━━━━━ DATA ENTRIES ━━━━━

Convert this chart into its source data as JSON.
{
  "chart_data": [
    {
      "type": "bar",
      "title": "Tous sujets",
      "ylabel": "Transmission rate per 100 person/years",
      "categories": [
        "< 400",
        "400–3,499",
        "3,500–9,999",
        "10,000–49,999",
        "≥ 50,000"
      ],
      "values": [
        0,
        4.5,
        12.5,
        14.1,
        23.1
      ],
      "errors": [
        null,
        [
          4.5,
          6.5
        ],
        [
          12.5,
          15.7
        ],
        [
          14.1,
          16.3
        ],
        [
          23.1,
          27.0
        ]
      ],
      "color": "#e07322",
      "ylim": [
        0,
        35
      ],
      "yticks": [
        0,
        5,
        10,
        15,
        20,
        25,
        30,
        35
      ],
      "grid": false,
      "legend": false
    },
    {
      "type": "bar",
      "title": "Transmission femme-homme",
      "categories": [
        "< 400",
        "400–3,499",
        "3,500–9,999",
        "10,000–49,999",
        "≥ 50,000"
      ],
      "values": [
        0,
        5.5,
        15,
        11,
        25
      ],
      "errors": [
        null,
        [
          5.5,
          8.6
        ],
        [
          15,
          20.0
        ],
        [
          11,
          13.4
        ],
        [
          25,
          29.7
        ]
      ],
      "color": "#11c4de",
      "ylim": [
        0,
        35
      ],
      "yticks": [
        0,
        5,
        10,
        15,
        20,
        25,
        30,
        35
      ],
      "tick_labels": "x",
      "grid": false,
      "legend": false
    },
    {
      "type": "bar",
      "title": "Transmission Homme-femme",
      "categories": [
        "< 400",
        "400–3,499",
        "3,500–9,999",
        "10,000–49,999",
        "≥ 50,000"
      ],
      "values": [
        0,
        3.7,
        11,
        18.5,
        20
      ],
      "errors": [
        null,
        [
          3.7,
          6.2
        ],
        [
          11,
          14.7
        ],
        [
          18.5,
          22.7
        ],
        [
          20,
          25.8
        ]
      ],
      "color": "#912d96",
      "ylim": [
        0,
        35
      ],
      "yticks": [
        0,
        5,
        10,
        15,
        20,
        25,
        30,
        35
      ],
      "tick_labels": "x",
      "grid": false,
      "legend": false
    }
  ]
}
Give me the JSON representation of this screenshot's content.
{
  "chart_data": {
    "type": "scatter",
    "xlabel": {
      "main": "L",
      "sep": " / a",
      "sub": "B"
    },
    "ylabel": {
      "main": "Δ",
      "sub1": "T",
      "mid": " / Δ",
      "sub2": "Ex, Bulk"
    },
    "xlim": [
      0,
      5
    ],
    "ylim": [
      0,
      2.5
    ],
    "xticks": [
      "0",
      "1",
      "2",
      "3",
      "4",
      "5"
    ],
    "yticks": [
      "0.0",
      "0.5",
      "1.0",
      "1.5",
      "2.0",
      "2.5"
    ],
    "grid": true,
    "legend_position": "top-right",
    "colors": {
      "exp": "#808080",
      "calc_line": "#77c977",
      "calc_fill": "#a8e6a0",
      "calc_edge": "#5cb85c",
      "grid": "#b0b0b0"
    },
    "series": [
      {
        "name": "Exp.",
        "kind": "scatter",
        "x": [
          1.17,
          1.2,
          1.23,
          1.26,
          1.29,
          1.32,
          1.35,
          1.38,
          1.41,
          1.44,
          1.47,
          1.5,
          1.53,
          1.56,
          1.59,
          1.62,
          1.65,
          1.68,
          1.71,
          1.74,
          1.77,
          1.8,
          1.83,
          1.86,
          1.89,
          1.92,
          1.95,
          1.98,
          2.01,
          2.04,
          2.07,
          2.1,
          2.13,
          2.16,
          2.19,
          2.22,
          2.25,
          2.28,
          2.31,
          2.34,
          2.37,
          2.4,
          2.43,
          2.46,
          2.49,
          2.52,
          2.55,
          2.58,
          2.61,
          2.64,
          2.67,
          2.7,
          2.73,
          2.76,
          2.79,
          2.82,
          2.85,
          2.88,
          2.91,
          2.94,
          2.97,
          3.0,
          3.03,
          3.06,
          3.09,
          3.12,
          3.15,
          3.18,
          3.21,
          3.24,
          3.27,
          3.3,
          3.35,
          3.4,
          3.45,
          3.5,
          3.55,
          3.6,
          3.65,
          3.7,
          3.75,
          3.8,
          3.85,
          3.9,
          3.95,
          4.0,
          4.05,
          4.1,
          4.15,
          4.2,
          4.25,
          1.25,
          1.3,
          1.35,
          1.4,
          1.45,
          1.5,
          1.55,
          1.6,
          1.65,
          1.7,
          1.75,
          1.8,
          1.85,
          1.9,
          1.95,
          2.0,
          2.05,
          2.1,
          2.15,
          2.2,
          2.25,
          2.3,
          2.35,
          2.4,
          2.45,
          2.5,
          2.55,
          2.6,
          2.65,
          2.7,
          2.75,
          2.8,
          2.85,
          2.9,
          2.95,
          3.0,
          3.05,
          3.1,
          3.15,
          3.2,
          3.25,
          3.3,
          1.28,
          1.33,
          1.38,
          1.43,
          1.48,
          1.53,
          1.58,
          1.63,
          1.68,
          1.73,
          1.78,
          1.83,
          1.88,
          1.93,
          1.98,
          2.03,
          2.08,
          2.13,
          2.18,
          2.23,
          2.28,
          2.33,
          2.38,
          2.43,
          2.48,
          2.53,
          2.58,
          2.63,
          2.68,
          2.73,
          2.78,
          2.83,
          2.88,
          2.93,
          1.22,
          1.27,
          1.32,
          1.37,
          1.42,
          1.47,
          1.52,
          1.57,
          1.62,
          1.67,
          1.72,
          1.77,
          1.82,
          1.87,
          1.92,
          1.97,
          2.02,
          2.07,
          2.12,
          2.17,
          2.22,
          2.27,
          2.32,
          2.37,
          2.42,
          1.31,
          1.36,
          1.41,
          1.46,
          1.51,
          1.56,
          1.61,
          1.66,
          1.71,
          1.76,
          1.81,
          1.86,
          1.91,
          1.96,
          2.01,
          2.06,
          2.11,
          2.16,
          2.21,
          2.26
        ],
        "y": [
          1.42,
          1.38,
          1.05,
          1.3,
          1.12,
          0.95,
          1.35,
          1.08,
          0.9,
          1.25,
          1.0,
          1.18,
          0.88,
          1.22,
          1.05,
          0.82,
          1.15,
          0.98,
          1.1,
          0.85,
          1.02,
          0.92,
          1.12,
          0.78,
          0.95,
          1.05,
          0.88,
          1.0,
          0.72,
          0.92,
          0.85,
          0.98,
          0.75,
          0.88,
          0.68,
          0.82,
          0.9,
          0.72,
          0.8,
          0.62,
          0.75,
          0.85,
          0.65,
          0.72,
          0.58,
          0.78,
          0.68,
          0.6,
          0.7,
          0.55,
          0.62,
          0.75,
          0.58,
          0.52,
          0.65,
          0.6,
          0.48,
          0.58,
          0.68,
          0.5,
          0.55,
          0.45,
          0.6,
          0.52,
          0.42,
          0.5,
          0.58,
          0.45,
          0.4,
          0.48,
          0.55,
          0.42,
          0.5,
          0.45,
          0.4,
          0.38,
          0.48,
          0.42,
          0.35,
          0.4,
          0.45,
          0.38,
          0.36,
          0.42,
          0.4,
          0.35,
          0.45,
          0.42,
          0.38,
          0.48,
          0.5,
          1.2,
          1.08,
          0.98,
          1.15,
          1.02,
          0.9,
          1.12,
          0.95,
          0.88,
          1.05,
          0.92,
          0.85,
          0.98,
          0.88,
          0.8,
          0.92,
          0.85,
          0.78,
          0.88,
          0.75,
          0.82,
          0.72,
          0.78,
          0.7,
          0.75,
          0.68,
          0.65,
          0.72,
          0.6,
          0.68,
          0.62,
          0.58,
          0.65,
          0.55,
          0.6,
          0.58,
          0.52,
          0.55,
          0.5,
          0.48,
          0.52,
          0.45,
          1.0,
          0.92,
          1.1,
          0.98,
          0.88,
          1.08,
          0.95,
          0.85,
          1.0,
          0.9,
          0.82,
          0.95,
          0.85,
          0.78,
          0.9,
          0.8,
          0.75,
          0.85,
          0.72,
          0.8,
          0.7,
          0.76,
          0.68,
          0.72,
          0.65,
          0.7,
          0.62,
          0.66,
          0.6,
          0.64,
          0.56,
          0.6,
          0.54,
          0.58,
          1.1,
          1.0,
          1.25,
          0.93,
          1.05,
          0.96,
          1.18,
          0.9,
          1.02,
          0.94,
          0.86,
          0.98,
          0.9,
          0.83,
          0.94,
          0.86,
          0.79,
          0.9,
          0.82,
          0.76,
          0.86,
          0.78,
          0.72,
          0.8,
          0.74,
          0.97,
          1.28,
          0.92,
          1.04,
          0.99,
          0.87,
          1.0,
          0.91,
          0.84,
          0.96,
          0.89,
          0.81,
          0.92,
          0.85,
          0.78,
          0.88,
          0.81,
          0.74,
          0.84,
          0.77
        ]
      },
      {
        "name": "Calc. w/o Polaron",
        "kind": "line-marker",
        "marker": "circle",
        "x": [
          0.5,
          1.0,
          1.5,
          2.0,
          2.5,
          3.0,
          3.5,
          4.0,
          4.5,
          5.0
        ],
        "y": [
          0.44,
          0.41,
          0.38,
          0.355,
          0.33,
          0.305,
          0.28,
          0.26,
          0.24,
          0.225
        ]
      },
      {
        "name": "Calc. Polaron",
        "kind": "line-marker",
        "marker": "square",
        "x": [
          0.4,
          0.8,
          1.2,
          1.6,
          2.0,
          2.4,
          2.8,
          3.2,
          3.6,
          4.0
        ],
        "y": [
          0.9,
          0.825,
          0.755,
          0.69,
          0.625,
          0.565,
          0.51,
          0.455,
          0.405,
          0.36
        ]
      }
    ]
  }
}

━━━━━

• **WHAT IS ASKED**: Select the lines from the entries that include the word "title".

• **ANSWER TO THIS PROBLEM**:
      "title": "Tous sujets",
      "title": "Transmission femme-homme",
      "title": "Transmission Homme-femme",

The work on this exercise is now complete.